Records from a collection

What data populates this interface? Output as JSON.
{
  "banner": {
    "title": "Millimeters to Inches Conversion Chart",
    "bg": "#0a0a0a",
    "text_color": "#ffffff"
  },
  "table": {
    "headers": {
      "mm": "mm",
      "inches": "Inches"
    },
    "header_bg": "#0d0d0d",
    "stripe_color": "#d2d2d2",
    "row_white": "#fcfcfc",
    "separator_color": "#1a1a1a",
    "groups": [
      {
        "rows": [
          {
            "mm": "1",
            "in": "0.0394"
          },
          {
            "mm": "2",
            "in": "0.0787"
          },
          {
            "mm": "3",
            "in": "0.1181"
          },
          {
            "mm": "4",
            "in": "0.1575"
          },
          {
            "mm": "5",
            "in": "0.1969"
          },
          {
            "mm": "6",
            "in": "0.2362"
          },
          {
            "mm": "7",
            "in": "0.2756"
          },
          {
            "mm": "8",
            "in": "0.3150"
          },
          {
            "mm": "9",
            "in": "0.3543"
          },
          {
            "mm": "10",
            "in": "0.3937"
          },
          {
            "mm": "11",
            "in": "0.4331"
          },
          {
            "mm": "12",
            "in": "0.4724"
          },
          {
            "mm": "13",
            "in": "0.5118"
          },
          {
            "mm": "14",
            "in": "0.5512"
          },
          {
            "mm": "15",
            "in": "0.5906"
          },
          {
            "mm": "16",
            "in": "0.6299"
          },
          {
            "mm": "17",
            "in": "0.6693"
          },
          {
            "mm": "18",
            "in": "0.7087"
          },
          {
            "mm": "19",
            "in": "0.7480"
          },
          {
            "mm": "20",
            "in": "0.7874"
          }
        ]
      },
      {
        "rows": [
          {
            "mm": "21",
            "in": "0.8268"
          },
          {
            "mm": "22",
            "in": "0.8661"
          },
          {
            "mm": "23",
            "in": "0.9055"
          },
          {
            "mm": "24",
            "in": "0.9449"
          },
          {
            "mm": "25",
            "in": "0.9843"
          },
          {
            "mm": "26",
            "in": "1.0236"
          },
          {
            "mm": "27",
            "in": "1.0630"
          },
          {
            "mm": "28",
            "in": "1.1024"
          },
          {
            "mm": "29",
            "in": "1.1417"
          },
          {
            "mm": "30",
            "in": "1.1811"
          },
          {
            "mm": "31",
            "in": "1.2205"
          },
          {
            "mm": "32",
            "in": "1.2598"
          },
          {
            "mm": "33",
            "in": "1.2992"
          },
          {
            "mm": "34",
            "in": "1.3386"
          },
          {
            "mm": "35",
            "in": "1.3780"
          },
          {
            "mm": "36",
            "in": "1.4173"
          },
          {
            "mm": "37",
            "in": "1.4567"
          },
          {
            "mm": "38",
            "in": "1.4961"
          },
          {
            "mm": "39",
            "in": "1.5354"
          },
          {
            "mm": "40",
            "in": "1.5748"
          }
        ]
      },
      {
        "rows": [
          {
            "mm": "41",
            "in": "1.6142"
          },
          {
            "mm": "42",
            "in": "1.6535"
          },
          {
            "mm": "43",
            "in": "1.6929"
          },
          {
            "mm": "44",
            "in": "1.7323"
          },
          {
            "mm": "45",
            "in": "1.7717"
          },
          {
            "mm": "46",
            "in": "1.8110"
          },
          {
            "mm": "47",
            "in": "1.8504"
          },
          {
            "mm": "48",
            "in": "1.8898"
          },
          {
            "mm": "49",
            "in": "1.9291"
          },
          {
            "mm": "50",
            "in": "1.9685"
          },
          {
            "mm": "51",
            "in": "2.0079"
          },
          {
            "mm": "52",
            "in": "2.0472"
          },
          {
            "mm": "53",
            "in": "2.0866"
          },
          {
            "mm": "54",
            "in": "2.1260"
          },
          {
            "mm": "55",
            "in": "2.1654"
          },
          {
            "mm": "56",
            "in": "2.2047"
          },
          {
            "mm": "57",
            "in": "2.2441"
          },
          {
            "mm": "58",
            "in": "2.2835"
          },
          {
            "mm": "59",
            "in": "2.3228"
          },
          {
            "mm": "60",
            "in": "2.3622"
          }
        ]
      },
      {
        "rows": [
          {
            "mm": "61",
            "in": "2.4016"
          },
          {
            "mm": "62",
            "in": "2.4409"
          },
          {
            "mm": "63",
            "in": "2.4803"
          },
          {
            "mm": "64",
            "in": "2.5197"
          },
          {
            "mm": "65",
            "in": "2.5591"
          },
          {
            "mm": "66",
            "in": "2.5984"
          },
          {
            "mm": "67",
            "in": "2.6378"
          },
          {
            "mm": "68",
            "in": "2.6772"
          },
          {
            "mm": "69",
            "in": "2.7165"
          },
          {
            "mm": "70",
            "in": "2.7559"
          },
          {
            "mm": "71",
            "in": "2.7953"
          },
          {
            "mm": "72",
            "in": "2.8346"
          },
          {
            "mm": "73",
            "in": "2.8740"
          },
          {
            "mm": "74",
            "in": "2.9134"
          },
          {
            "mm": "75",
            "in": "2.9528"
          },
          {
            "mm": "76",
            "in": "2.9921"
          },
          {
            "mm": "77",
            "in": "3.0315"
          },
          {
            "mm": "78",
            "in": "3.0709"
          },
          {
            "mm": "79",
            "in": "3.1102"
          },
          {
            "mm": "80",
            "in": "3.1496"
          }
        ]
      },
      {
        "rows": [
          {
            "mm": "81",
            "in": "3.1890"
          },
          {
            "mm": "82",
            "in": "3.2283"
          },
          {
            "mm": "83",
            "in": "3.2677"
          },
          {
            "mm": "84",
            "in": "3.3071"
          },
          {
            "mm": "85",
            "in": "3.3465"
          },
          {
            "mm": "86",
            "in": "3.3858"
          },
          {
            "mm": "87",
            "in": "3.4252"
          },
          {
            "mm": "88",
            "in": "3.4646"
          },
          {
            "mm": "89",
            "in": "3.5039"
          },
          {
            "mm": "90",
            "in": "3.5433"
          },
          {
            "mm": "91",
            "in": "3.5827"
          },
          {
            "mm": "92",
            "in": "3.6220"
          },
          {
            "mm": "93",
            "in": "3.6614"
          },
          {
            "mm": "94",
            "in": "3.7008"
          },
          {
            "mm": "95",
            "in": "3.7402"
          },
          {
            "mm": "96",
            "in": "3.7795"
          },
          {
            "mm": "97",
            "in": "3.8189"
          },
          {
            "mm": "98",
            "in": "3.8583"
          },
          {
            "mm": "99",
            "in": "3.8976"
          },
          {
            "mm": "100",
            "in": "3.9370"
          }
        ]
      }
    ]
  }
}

• _TASK TO CARRY OUT_
Copy each line of the data exactly, leaving nothing out.

• _TASK RESULT_
What data populates this interface? Output as JSON.
{
  "banner": {
    "title": "Millimeters to Inches Conversion Chart",
    "bg": "#0a0a0a",
    "text_color": "#ffffff"
  },
  "table": {
    "headers": {
      "mm": "mm",
      "inches": "Inches"
    },
    "header_bg": "#0d0d0d",
    "stripe_color": "#d2d2d2",
    "row_white": "#fcfcfc",
    "separator_color": "#1a1a1a",
    "groups": [
      {
        "rows": [
          {
            "mm": "1",
            "in": "0.0394"
          },
          {
            "mm": "2",
            "in": "0.0787"
          },
          {
            "mm": "3",
            "in": "0.1181"
          },
          {
            "mm": "4",
            "in": "0.1575"
          },
          {
            "mm": "5",
            "in": "0.1969"
          },
          {
            "mm": "6",
            "in": "0.2362"
          },
          {
            "mm": "7",
            "in": "0.2756"
          },
          {
            "mm": "8",
            "in": "0.3150"
          },
          {
            "mm": "9",
            "in": "0.3543"
          },
          {
            "mm": "10",
            "in": "0.3937"
          },
          {
            "mm": "11",
            "in": "0.4331"
          },
          {
            "mm": "12",
            "in": "0.4724"
          },
          {
            "mm": "13",
            "in": "0.5118"
          },
          {
            "mm": "14",
            "in": "0.5512"
          },
          {
            "mm": "15",
            "in": "0.5906"
          },
          {
            "mm": "16",
            "in": "0.6299"
          },
          {
            "mm": "17",
            "in": "0.6693"
          },
          {
            "mm": "18",
            "in": "0.7087"
          },
          {
            "mm": "19",
            "in": "0.7480"
          },
          {
            "mm": "20",
            "in": "0.7874"
          }
        ]
      },
      {
        "rows": [
          {
            "mm": "21",
            "in": "0.8268"
          },
          {
            "mm": "22",
            "in": "0.8661"
          },
          {
            "mm": "23",
            "in": "0.9055"
          },
          {
            "mm": "24",
            "in": "0.9449"
          },
          {
            "mm": "25",
            "in": "0.9843"
          },
          {
            "mm": "26",
            "in": "1.0236"
          },
          {
            "mm": "27",
            "in": "1.0630"
          },
          {
            "mm": "28",
            "in": "1.1024"
          },
          {
            "mm": "29",
            "in": "1.1417"
          },
          {
            "mm": "30",
            "in": "1.1811"
          },
          {
            "mm": "31",
            "in": "1.2205"
          },
          {
            "mm": "32",
            "in": "1.2598"
          },
          {
            "mm": "33",
            "in": "1.2992"
          },
          {
            "mm": "34",
            "in": "1.3386"
          },
          {
            "mm": "35",
            "in": "1.3780"
          },
          {
            "mm": "36",
            "in": "1.4173"
          },
          {
            "mm": "37",
            "in": "1.4567"
          },
          {
            "mm": "38",
            "in": "1.4961"
          },
          {
            "mm": "39",
            "in": "1.5354"
          },
          {
            "mm": "40",
            "in": "1.5748"
          }
        ]
      },
      {
        "rows": [
          {
            "mm": "41",
            "in": "1.6142"
          },
          {
            "mm": "42",
            "in": "1.6535"
          },
          {
            "mm": "43",
            "in": "1.6929"
          },
          {
            "mm": "44",
            "in": "1.7323"
          },
          {
            "mm": "45",
            "in": "1.7717"
          },
          {
            "mm": "46",
            "in": "1.8110"
          },
          {
            "mm": "47",
            "in": "1.8504"
          },
          {
            "mm": "48",
            "in": "1.8898"
          },
          {
            "mm": "49",
            "in": "1.9291"
          },
          {
            "mm": "50",
            "in": "1.9685"
          },
          {
            "mm": "51",
            "in": "2.0079"
          },
          {
            "mm": "52",
            "in": "2.0472"
          },
          {
            "mm": "53",
            "in": "2.0866"
          },
          {
            "mm": "54",
            "in": "2.1260"
          },
          {
            "mm": "55",
            "in": "2.1654"
          },
          {
            "mm": "56",
            "in": "2.2047"
          },
          {
            "mm": "57",
            "in": "2.2441"
          },
          {
            "mm": "58",
            "in": "2.2835"
          },
          {
            "mm": "59",
            "in": "2.3228"
          },
          {
            "mm": "60",
            "in": "2.3622"
          }
        ]
      },
      {
        "rows": [
          {
            "mm": "61",
            "in": "2.4016"
          },
          {
            "mm": "62",
            "in": "2.4409"
          },
          {
            "mm": "63",
            "in": "2.4803"
          },
          {
            "mm": "64",
            "in": "2.5197"
          },
          {
            "mm": "65",
            "in": "2.5591"
          },
          {
            "mm": "66",
            "in": "2.5984"
          },
          {
            "mm": "67",
            "in": "2.6378"
          },
          {
            "mm": "68",
            "in": "2.6772"
          },
          {
            "mm": "69",
            "in": "2.7165"
          },
          {
            "mm": "70",
            "in": "2.7559"
          },
          {
            "mm": "71",
            "in": "2.7953"
          },
          {
            "mm": "72",
            "in": "2.8346"
          },
          {
            "mm": "73",
            "in": "2.8740"
          },
          {
            "mm": "74",
            "in": "2.9134"
          },
          {
            "mm": "75",
            "in": "2.9528"
          },
          {
            "mm": "76",
            "in": "2.9921"
          },
          {
            "mm": "77",
            "in": "3.0315"
          },
          {
            "mm": "78",
            "in": "3.0709"
          },
          {
            "mm": "79",
            "in": "3.1102"
          },
          {
            "mm": "80",
            "in": "3.1496"
          }
        ]
      },
      {
        "rows": [
          {
            "mm": "81",
            "in": "3.1890"
          },
          {
            "mm": "82",
            "in": "3.2283"
          },
          {
            "mm": "83",
            "in": "3.2677"
          },
          {
            "mm": "84",
            "in": "3.3071"
          },
          {
            "mm": "85",
            "in": "3.3465"
          },
          {
            "mm": "86",
            "in": "3.3858"
          },
          {
            "mm": "87",
            "in": "3.4252"
          },
          {
            "mm": "88",
            "in": "3.4646"
          },
          {
            "mm": "89",
            "in": "3.5039"
          },
          {
            "mm": "90",
            "in": "3.5433"
          },
          {
            "mm": "91",
            "in": "3.5827"
          },
          {
            "mm": "92",
            "in": "3.6220"
          },
          {
            "mm": "93",
            "in": "3.6614"
          },
          {
            "mm": "94",
            "in": "3.7008"
          },
          {
            "mm": "95",
            "in": "3.7402"
          },
          {
            "mm": "96",
            "in": "3.7795"
          },
          {
            "mm": "97",
            "in": "3.8189"
          },
          {
            "mm": "98",
            "in": "3.8583"
          },
          {
            "mm": "99",
            "in": "3.8976"
          },
          {
            "mm": "100",
            "in": "3.9370"
          }
        ]
      }
    ]
  }
}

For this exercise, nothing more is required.